##### Data shown #####

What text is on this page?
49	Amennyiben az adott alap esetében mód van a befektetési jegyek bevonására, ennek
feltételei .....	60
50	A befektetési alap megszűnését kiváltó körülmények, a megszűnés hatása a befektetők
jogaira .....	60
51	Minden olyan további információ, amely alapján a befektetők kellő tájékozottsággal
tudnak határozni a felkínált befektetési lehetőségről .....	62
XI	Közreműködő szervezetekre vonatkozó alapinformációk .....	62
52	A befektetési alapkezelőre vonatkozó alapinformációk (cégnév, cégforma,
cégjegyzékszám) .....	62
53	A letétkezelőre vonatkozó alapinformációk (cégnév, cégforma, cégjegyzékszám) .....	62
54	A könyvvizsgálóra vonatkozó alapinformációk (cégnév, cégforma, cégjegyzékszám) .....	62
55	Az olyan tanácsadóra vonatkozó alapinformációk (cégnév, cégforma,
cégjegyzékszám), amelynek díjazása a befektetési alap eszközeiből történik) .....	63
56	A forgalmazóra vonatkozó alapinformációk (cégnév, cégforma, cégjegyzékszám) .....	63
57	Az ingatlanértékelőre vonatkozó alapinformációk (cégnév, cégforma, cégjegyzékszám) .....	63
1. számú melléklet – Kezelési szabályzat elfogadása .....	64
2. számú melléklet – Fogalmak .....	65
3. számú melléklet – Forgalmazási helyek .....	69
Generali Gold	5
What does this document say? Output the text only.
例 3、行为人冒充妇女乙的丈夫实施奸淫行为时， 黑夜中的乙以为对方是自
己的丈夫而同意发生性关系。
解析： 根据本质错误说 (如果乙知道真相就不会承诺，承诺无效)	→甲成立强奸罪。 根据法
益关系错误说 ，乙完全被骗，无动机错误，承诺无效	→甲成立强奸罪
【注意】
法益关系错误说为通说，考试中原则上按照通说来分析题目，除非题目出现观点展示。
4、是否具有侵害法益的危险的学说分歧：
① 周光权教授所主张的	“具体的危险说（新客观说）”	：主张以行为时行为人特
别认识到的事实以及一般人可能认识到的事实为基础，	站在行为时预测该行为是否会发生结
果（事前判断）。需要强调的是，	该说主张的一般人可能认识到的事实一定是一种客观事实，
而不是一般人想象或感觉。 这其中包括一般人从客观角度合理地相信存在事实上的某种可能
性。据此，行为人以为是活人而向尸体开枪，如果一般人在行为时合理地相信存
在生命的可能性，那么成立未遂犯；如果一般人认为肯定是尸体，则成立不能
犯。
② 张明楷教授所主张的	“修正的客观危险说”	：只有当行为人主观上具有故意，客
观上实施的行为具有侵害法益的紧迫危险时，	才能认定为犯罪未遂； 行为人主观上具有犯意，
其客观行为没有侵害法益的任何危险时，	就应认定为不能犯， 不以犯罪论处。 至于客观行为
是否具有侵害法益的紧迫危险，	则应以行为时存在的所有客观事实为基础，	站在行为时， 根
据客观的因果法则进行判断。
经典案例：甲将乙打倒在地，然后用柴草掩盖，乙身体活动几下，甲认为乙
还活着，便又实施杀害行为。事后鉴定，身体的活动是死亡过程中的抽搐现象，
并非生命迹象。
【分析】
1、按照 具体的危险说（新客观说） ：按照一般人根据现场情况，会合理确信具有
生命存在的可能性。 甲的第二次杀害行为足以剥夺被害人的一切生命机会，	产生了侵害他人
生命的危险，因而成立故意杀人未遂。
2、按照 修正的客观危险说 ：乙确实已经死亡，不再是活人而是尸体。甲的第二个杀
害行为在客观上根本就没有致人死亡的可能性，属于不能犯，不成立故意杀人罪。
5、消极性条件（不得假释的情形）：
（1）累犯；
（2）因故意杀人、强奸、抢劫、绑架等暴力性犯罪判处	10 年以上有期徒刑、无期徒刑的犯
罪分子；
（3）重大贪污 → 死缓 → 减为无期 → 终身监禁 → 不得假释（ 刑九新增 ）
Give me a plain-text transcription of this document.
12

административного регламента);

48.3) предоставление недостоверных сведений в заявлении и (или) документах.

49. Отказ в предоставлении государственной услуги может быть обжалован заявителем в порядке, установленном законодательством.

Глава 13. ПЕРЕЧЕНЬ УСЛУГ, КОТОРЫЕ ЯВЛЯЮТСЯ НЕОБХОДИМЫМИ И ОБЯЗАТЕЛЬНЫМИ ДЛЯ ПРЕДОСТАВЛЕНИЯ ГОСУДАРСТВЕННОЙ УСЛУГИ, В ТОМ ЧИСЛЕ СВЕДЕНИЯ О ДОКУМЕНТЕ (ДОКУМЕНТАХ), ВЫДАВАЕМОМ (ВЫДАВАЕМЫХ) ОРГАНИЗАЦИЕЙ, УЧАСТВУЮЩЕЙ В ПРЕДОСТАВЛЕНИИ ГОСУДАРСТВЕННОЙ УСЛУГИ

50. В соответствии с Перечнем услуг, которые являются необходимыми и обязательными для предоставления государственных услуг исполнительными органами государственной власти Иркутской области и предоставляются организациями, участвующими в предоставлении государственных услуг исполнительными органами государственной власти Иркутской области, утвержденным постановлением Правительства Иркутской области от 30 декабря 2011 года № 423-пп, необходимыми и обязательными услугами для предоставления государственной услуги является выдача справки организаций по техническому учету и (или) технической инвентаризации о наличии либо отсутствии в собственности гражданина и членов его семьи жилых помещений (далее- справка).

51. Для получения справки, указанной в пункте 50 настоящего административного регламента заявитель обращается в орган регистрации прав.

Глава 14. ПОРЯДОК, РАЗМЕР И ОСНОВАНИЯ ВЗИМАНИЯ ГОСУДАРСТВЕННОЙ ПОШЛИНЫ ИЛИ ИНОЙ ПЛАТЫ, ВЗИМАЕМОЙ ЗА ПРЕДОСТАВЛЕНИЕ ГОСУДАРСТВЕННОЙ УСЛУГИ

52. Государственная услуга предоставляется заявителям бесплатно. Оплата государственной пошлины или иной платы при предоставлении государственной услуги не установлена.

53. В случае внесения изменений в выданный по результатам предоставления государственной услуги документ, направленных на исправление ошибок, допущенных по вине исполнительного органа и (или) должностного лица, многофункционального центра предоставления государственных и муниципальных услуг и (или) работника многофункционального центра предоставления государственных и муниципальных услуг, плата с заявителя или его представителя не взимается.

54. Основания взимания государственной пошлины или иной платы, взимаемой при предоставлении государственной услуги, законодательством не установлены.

#####

> [Problem]: Go back to the listing above and please repeat it exactly.

> [Exercise output]:
What text is on this page?
49	Amennyiben az adott alap esetében mód van a befektetési jegyek bevonására, ennek
feltételei .....	60
50	A befektetési alap megszűnését kiváltó körülmények, a megszűnés hatása a befektetők
jogaira .....	60
51	Minden olyan további információ, amely alapján a befektetők kellő tájékozottsággal
tudnak határozni a felkínált befektetési lehetőségről .....	62
XI	Közreműködő szervezetekre vonatkozó alapinformációk .....	62
52	A befektetési alapkezelőre vonatkozó alapinformációk (cégnév, cégforma,
cégjegyzékszám) .....	62
53	A letétkezelőre vonatkozó alapinformációk (cégnév, cégforma, cégjegyzékszám) .....	62
54	A könyvvizsgálóra vonatkozó alapinformációk (cégnév, cégforma, cégjegyzékszám) .....	62
55	Az olyan tanácsadóra vonatkozó alapinformációk (cégnév, cégforma,
cégjegyzékszám), amelynek díjazása a befektetési alap eszközeiből történik) .....	63
56	A forgalmazóra vonatkozó alapinformációk (cégnév, cégforma, cégjegyzékszám) .....	63
57	Az ingatlanértékelőre vonatkozó alapinformációk (cégnév, cégforma, cégjegyzékszám) .....	63
1. számú melléklet – Kezelési szabályzat elfogadása .....	64
2. számú melléklet – Fogalmak .....	65
3. számú melléklet – Forgalmazási helyek .....	69
Generali Gold	5
What does this document say? Output the text only.
例 3、行为人冒充妇女乙的丈夫实施奸淫行为时， 黑夜中的乙以为对方是自
己的丈夫而同意发生性关系。
解析： 根据本质错误说 (如果乙知道真相就不会承诺，承诺无效)	→甲成立强奸罪。 根据法
益关系错误说 ，乙完全被骗，无动机错误，承诺无效	→甲成立强奸罪
【注意】
法益关系错误说为通说，考试中原则上按照通说来分析题目，除非题目出现观点展示。
4、是否具有侵害法益的危险的学说分歧：
① 周光权教授所主张的	“具体的危险说（新客观说）”	：主张以行为时行为人特
别认识到的事实以及一般人可能认识到的事实为基础，	站在行为时预测该行为是否会发生结
果（事前判断）。需要强调的是，	该说主张的一般人可能认识到的事实一定是一种客观事实，
而不是一般人想象或感觉。 这其中包括一般人从客观角度合理地相信存在事实上的某种可能
性。据此，行为人以为是活人而向尸体开枪，如果一般人在行为时合理地相信存
在生命的可能性，那么成立未遂犯；如果一般人认为肯定是尸体，则成立不能
犯。
② 张明楷教授所主张的	“修正的客观危险说”	：只有当行为人主观上具有故意，客
观上实施的行为具有侵害法益的紧迫危险时，	才能认定为犯罪未遂； 行为人主观上具有犯意，
其客观行为没有侵害法益的任何危险时，	就应认定为不能犯， 不以犯罪论处。 至于客观行为
是否具有侵害法益的紧迫危险，	则应以行为时存在的所有客观事实为基础，	站在行为时， 根
据客观的因果法则进行判断。
经典案例：甲将乙打倒在地，然后用柴草掩盖，乙身体活动几下，甲认为乙
还活着，便又实施杀害行为。事后鉴定，身体的活动是死亡过程中的抽搐现象，
并非生命迹象。
【分析】
1、按照 具体的危险说（新客观说） ：按照一般人根据现场情况，会合理确信具有
生命存在的可能性。 甲的第二次杀害行为足以剥夺被害人的一切生命机会，	产生了侵害他人
生命的危险，因而成立故意杀人未遂。
2、按照 修正的客观危险说 ：乙确实已经死亡，不再是活人而是尸体。甲的第二个杀
害行为在客观上根本就没有致人死亡的可能性，属于不能犯，不成立故意杀人罪。
5、消极性条件（不得假释的情形）：
（1）累犯；
（2）因故意杀人、强奸、抢劫、绑架等暴力性犯罪判处	10 年以上有期徒刑、无期徒刑的犯
罪分子；
（3）重大贪污 → 死缓 → 减为无期 → 终身监禁 → 不得假释（ 刑九新增 ）
Give me a plain-text transcription of this document.
12

административного регламента);

48.3) предоставление недостоверных сведений в заявлении и (или) документах.

49. Отказ в предоставлении государственной услуги может быть обжалован заявителем в порядке, установленном законодательством.

Глава 13. ПЕРЕЧЕНЬ УСЛУГ, КОТОРЫЕ ЯВЛЯЮТСЯ НЕОБХОДИМЫМИ И ОБЯЗАТЕЛЬНЫМИ ДЛЯ ПРЕДОСТАВЛЕНИЯ ГОСУДАРСТВЕННОЙ УСЛУГИ, В ТОМ ЧИСЛЕ СВЕДЕНИЯ О ДОКУМЕНТЕ (ДОКУМЕНТАХ), ВЫДАВАЕМОМ (ВЫДАВАЕМЫХ) ОРГАНИЗАЦИЕЙ, УЧАСТВУЮЩЕЙ В ПРЕДОСТАВЛЕНИИ ГОСУДАРСТВЕННОЙ УСЛУГИ

50. В соответствии с Перечнем услуг, которые являются необходимыми и обязательными для предоставления государственных услуг исполнительными органами государственной власти Иркутской области и предоставляются организациями, участвующими в предоставлении государственных услуг исполнительными органами государственной власти Иркутской области, утвержденным постановлением Правительства Иркутской области от 30 декабря 2011 года № 423-пп, необходимыми и обязательными услугами для предоставления государственной услуги является выдача справки организаций по техническому учету и (или) технической инвентаризации о наличии либо отсутствии в собственности гражданина и членов его семьи жилых помещений (далее- справка).

51. Для получения справки, указанной в пункте 50 настоящего административного регламента заявитель обращается в орган регистрации прав.

Глава 14. ПОРЯДОК, РАЗМЕР И ОСНОВАНИЯ ВЗИМАНИЯ ГОСУДАРСТВЕННОЙ ПОШЛИНЫ ИЛИ ИНОЙ ПЛАТЫ, ВЗИМАЕМОЙ ЗА ПРЕДОСТАВЛЕНИЕ ГОСУДАРСТВЕННОЙ УСЛУГИ

52. Государственная услуга предоставляется заявителям бесплатно. Оплата государственной пошлины или иной платы при предоставлении государственной услуги не установлена.

53. В случае внесения изменений в выданный по результатам предоставления государственной услуги документ, направленных на исправление ошибок, допущенных по вине исполнительного органа и (или) должностного лица, многофункционального центра предоставления государственных и муниципальных услуг и (или) работника многофункционального центра предоставления государственных и муниципальных услуг, плата с заявителя или его представителя не взимается.

54. Основания взимания государственной пошлины или иной платы, взимаемой при предоставлении государственной услуги, законодательством не установлены.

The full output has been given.